Transcribe every line of the listing below without any deviation.

-------------------------

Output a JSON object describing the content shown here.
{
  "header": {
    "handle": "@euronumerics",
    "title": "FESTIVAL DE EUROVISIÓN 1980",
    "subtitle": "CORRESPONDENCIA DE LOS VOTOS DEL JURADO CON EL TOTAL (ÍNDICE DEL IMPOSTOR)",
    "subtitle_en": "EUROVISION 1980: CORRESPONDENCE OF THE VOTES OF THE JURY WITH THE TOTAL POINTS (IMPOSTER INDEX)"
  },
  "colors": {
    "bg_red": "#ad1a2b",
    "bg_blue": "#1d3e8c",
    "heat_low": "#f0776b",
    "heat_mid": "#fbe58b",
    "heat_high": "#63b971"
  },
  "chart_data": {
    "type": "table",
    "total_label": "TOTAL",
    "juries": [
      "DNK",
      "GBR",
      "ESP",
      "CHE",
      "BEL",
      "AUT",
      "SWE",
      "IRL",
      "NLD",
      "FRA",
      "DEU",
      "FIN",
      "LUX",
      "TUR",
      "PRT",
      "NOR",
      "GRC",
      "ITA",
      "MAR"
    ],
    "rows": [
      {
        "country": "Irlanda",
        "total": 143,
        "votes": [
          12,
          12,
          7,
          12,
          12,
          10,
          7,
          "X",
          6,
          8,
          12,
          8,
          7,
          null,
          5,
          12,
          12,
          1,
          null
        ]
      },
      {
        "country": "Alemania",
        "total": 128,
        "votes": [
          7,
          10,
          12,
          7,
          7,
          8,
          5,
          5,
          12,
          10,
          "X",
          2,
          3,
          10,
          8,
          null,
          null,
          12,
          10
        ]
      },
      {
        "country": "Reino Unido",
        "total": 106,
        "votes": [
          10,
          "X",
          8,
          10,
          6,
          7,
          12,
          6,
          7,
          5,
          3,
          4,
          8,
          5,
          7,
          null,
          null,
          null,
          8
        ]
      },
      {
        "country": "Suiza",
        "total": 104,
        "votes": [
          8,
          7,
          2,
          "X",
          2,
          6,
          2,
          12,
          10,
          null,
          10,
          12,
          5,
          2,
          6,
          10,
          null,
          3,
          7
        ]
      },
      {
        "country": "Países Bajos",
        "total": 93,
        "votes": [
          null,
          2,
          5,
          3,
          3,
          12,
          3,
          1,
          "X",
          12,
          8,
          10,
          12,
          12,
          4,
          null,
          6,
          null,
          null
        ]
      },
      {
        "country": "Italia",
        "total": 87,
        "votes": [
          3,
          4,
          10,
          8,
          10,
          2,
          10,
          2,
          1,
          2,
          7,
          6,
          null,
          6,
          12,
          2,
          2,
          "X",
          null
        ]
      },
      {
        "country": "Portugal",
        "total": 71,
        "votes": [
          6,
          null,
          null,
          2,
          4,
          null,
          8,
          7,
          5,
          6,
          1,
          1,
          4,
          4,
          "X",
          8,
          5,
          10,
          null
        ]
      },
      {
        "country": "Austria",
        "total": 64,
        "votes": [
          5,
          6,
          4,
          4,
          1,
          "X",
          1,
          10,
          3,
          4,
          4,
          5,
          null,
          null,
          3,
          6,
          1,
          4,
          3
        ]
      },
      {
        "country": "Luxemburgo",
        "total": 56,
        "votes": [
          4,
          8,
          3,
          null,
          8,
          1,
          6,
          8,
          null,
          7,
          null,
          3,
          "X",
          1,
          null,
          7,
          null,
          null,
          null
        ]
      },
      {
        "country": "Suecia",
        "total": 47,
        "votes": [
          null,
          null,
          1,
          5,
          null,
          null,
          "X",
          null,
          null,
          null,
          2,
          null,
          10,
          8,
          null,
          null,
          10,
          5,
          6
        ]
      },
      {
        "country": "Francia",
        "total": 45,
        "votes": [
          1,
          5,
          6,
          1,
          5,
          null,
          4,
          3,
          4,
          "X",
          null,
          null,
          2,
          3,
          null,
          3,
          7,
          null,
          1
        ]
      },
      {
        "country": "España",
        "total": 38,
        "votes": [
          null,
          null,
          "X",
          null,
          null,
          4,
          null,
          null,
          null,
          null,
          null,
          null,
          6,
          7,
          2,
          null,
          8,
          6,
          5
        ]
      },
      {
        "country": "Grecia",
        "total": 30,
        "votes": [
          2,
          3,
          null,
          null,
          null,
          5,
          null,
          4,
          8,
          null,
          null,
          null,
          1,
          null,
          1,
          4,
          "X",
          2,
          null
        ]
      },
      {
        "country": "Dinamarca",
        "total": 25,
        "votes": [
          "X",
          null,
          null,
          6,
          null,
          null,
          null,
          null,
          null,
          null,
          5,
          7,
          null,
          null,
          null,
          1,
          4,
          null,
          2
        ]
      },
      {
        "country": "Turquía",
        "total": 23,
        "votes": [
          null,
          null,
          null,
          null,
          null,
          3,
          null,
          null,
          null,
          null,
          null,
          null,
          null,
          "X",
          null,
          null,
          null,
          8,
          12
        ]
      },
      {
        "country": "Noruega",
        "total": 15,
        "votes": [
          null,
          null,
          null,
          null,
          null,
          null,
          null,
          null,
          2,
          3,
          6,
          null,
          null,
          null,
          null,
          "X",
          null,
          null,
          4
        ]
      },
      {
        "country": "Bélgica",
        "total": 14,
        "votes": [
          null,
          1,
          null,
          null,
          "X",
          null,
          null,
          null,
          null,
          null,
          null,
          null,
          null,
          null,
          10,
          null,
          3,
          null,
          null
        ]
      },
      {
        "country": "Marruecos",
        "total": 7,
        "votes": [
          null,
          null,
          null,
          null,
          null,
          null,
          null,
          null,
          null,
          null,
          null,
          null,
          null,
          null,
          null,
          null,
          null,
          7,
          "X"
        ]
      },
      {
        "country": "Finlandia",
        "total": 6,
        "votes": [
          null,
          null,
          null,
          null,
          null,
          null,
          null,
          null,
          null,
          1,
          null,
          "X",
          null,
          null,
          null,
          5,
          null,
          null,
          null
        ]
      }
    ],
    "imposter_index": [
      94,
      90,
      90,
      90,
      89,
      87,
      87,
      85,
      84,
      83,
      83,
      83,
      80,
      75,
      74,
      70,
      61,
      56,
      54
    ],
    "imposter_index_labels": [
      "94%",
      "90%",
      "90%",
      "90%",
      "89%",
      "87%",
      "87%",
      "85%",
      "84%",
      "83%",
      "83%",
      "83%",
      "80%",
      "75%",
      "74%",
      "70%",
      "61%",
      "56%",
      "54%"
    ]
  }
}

-------------------------

WRITTEN ANSWER →
Output a JSON object describing the content shown here.
{
  "header": {
    "handle": "@euronumerics",
    "title": "FESTIVAL DE EUROVISIÓN 1980",
    "subtitle": "CORRESPONDENCIA DE LOS VOTOS DEL JURADO CON EL TOTAL (ÍNDICE DEL IMPOSTOR)",
    "subtitle_en": "EUROVISION 1980: CORRESPONDENCE OF THE VOTES OF THE JURY WITH THE TOTAL POINTS (IMPOSTER INDEX)"
  },
  "colors": {
    "bg_red": "#ad1a2b",
    "bg_blue": "#1d3e8c",
    "heat_low": "#f0776b",
    "heat_mid": "#fbe58b",
    "heat_high": "#63b971"
  },
  "chart_data": {
    "type": "table",
    "total_label": "TOTAL",
    "juries": [
      "DNK",
      "GBR",
      "ESP",
      "CHE",
      "BEL",
      "AUT",
      "SWE",
      "IRL",
      "NLD",
      "FRA",
      "DEU",
      "FIN",
      "LUX",
      "TUR",
      "PRT",
      "NOR",
      "GRC",
      "ITA",
      "MAR"
    ],
    "rows": [
      {
        "country": "Irlanda",
        "total": 143,
        "votes": [
          12,
          12,
          7,
          12,
          12,
          10,
          7,
          "X",
          6,
          8,
          12,
          8,
          7,
          null,
          5,
          12,
          12,
          1,
          null
        ]
      },
      {
        "country": "Alemania",
        "total": 128,
        "votes": [
          7,
          10,
          12,
          7,
          7,
          8,
          5,
          5,
          12,
          10,
          "X",
          2,
          3,
          10,
          8,
          null,
          null,
          12,
          10
        ]
      },
      {
        "country": "Reino Unido",
        "total": 106,
        "votes": [
          10,
          "X",
          8,
          10,
          6,
          7,
          12,
          6,
          7,
          5,
          3,
          4,
          8,
          5,
          7,
          null,
          null,
          null,
          8
        ]
      },
      {
        "country": "Suiza",
        "total": 104,
        "votes": [
          8,
          7,
          2,
          "X",
          2,
          6,
          2,
          12,
          10,
          null,
          10,
          12,
          5,
          2,
          6,
          10,
          null,
          3,
          7
        ]
      },
      {
        "country": "Países Bajos",
        "total": 93,
        "votes": [
          null,
          2,
          5,
          3,
          3,
          12,
          3,
          1,
          "X",
          12,
          8,
          10,
          12,
          12,
          4,
          null,
          6,
          null,
          null
        ]
      },
      {
        "country": "Italia",
        "total": 87,
        "votes": [
          3,
          4,
          10,
          8,
          10,
          2,
          10,
          2,
          1,
          2,
          7,
          6,
          null,
          6,
          12,
          2,
          2,
          "X",
          null
        ]
      },
      {
        "country": "Portugal",
        "total": 71,
        "votes": [
          6,
          null,
          null,
          2,
          4,
          null,
          8,
          7,
          5,
          6,
          1,
          1,
          4,
          4,
          "X",
          8,
          5,
          10,
          null
        ]
      },
      {
        "country": "Austria",
        "total": 64,
        "votes": [
          5,
          6,
          4,
          4,
          1,
          "X",
          1,
          10,
          3,
          4,
          4,
          5,
          null,
          null,
          3,
          6,
          1,
          4,
          3
        ]
      },
      {
        "country": "Luxemburgo",
        "total": 56,
        "votes": [
          4,
          8,
          3,
          null,
          8,
          1,
          6,
          8,
          null,
          7,
          null,
          3,
          "X",
          1,
          null,
          7,
          null,
          null,
          null
        ]
      },
      {
        "country": "Suecia",
        "total": 47,
        "votes": [
          null,
          null,
          1,
          5,
          null,
          null,
          "X",
          null,
          null,
          null,
          2,
          null,
          10,
          8,
          null,
          null,
          10,
          5,
          6
        ]
      },
      {
        "country": "Francia",
        "total": 45,
        "votes": [
          1,
          5,
          6,
          1,
          5,
          null,
          4,
          3,
          4,
          "X",
          null,
          null,
          2,
          3,
          null,
          3,
          7,
          null,
          1
        ]
      },
      {
        "country": "España",
        "total": 38,
        "votes": [
          null,
          null,
          "X",
          null,
          null,
          4,
          null,
          null,
          null,
          null,
          null,
          null,
          6,
          7,
          2,
          null,
          8,
          6,
          5
        ]
      },
      {
        "country": "Grecia",
        "total": 30,
        "votes": [
          2,
          3,
          null,
          null,
          null,
          5,
          null,
          4,
          8,
          null,
          null,
          null,
          1,
          null,
          1,
          4,
          "X",
          2,
          null
        ]
      },
      {
        "country": "Dinamarca",
        "total": 25,
        "votes": [
          "X",
          null,
          null,
          6,
          null,
          null,
          null,
          null,
          null,
          null,
          5,
          7,
          null,
          null,
          null,
          1,
          4,
          null,
          2
        ]
      },
      {
        "country": "Turquía",
        "total": 23,
        "votes": [
          null,
          null,
          null,
          null,
          null,
          3,
          null,
          null,
          null,
          null,
          null,
          null,
          null,
          "X",
          null,
          null,
          null,
          8,
          12
        ]
      },
      {
        "country": "Noruega",
        "total": 15,
        "votes": [
          null,
          null,
          null,
          null,
          null,
          null,
          null,
          null,
          2,
          3,
          6,
          null,
          null,
          null,
          null,
          "X",
          null,
          null,
          4
        ]
      },
      {
        "country": "Bélgica",
        "total": 14,
        "votes": [
          null,
          1,
          null,
          null,
          "X",
          null,
          null,
          null,
          null,
          null,
          null,
          null,
          null,
          null,
          10,
          null,
          3,
          null,
          null
        ]
      },
      {
        "country": "Marruecos",
        "total": 7,
        "votes": [
          null,
          null,
          null,
          null,
          null,
          null,
          null,
          null,
          null,
          null,
          null,
          null,
          null,
          null,
          null,
          null,
          null,
          7,
          "X"
        ]
      },
      {
        "country": "Finlandia",
        "total": 6,
        "votes": [
          null,
          null,
          null,
          null,
          null,
          null,
          null,
          null,
          null,
          1,
          null,
          "X",
          null,
          null,
          null,
          5,
          null,
          null,
          null
        ]
      }
    ],
    "imposter_index": [
      94,
      90,
      90,
      90,
      89,
      87,
      87,
      85,
      84,
      83,
      83,
      83,
      80,
      75,
      74,
      70,
      61,
      56,
      54
    ],
    "imposter_index_labels": [
      "94%",
      "90%",
      "90%",
      "90%",
      "89%",
      "87%",
      "87%",
      "85%",
      "84%",
      "83%",
      "83%",
      "83%",
      "80%",
      "75%",
      "74%",
      "70%",
      "61%",
      "56%",
      "54%"
    ]
  }
}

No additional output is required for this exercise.